*Exercise goal:* Copy out the entries in full and with complete accuracy; pictures are excluded.

*Entries:*
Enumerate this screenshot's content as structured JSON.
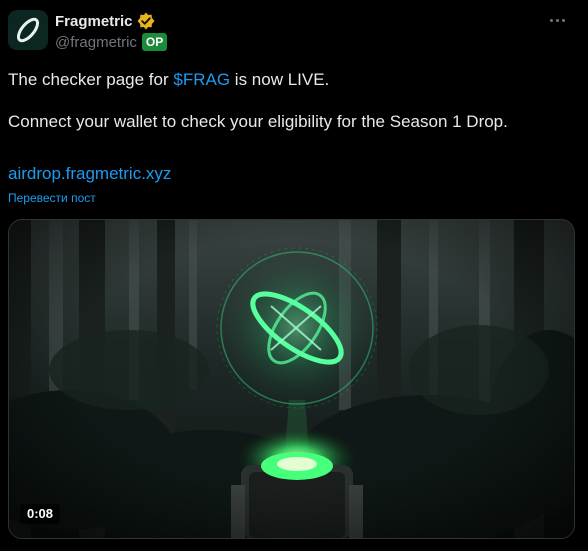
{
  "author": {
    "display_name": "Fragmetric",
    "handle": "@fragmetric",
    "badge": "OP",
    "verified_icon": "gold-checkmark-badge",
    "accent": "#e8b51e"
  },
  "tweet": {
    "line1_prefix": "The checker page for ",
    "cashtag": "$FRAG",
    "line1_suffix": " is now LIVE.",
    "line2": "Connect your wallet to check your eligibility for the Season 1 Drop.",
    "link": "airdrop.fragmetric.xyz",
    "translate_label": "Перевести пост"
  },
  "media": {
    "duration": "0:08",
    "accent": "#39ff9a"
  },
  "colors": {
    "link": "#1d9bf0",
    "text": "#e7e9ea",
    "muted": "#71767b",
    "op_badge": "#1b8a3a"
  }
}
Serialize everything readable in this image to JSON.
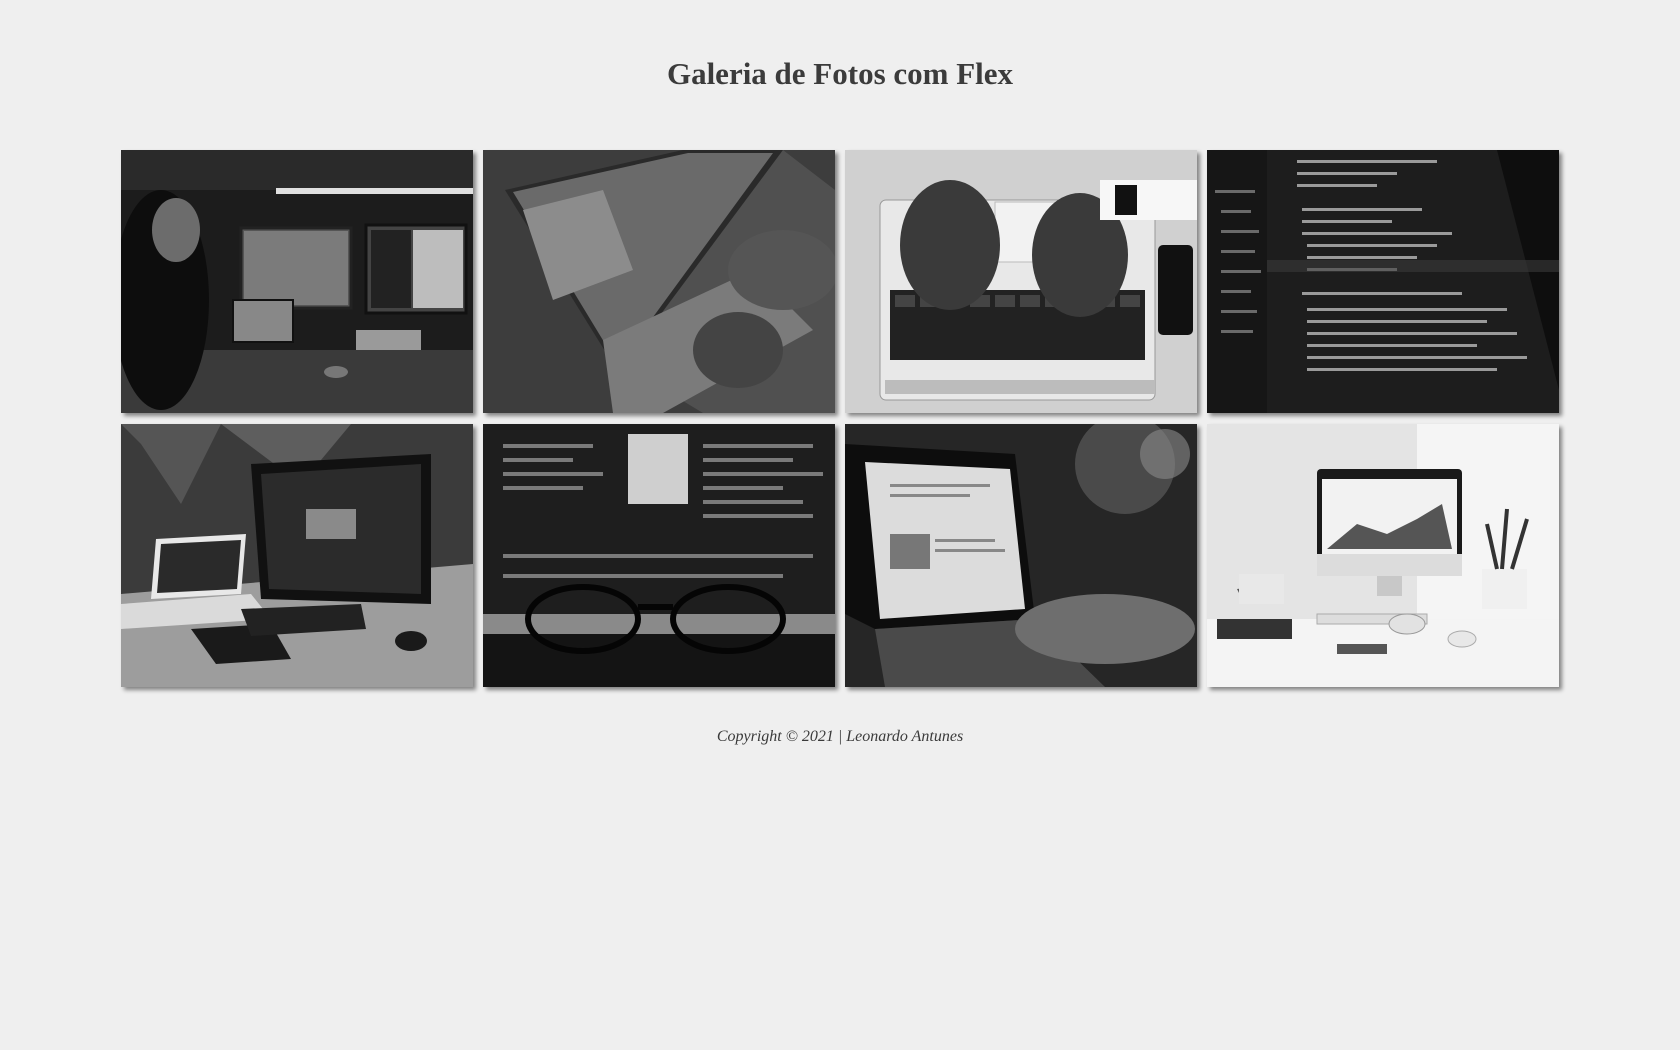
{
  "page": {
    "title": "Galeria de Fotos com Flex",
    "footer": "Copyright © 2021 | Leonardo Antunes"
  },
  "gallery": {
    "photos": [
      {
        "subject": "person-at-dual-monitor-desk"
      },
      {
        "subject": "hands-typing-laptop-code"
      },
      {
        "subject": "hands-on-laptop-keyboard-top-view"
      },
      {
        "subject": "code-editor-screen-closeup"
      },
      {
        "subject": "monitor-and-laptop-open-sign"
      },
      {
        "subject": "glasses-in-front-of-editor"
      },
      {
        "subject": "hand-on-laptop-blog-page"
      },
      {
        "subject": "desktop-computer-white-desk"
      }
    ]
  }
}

*Full output:*
Enumerate this screenshot's content as structured JSON.
{
  "author": {
    "display_name": "Fragmetric",
    "handle": "@fragmetric",
    "badge": "OP",
    "verified_icon": "gold-checkmark-badge",
    "accent": "#e8b51e"
  },
  "tweet": {
    "line1_prefix": "The checker page for ",
    "cashtag": "$FRAG",
    "line1_suffix": " is now LIVE.",
    "line2": "Connect your wallet to check your eligibility for the Season 1 Drop.",
    "link": "airdrop.fragmetric.xyz",
    "translate_label": "Перевести пост"
  },
  "media": {
    "duration": "0:08",
    "accent": "#39ff9a"
  },
  "colors": {
    "link": "#1d9bf0",
    "text": "#e7e9ea",
    "muted": "#71767b",
    "op_badge": "#1b8a3a"
  }
}
Serialize everything readable in this image to JSON.
{
  "page": {
    "title": "Galeria de Fotos com Flex",
    "footer": "Copyright © 2021 | Leonardo Antunes"
  },
  "gallery": {
    "photos": [
      {
        "subject": "person-at-dual-monitor-desk"
      },
      {
        "subject": "hands-typing-laptop-code"
      },
      {
        "subject": "hands-on-laptop-keyboard-top-view"
      },
      {
        "subject": "code-editor-screen-closeup"
      },
      {
        "subject": "monitor-and-laptop-open-sign"
      },
      {
        "subject": "glasses-in-front-of-editor"
      },
      {
        "subject": "hand-on-laptop-blog-page"
      },
      {
        "subject": "desktop-computer-white-desk"
      }
    ]
  }
}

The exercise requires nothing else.